» Task objective
Show every line containing "жительства" by copying it.

» Data listing

+---+

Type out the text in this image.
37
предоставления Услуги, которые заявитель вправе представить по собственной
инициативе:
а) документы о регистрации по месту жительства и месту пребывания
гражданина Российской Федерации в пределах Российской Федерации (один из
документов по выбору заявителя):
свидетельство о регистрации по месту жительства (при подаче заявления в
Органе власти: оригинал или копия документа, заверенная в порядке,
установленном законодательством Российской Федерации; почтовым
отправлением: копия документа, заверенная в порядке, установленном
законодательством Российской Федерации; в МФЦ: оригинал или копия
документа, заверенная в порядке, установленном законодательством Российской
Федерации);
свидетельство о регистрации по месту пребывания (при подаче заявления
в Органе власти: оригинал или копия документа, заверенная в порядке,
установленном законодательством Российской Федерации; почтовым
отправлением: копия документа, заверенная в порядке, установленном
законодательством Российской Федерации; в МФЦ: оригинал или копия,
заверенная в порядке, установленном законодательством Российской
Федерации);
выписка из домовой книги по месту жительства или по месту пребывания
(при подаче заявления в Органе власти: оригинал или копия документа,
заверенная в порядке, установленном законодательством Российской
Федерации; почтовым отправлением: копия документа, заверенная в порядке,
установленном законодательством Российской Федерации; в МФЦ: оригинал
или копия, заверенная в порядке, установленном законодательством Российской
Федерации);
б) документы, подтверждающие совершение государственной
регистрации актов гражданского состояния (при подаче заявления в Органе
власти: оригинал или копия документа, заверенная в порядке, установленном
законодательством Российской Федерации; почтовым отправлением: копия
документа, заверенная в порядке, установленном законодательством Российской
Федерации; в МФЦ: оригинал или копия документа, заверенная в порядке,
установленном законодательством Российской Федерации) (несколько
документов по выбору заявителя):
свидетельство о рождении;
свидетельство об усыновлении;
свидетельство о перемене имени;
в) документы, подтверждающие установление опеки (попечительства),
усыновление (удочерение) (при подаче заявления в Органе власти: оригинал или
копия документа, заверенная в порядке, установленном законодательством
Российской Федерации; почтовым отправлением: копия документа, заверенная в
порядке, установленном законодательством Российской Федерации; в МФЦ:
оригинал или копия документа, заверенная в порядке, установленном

+---+

» Response to this exercise
а) документы о регистрации по месту жительства и месту пребывания
свидетельство о регистрации по месту жительства (при подаче заявления в
выписка из домовой книги по месту жительства или по месту пребывания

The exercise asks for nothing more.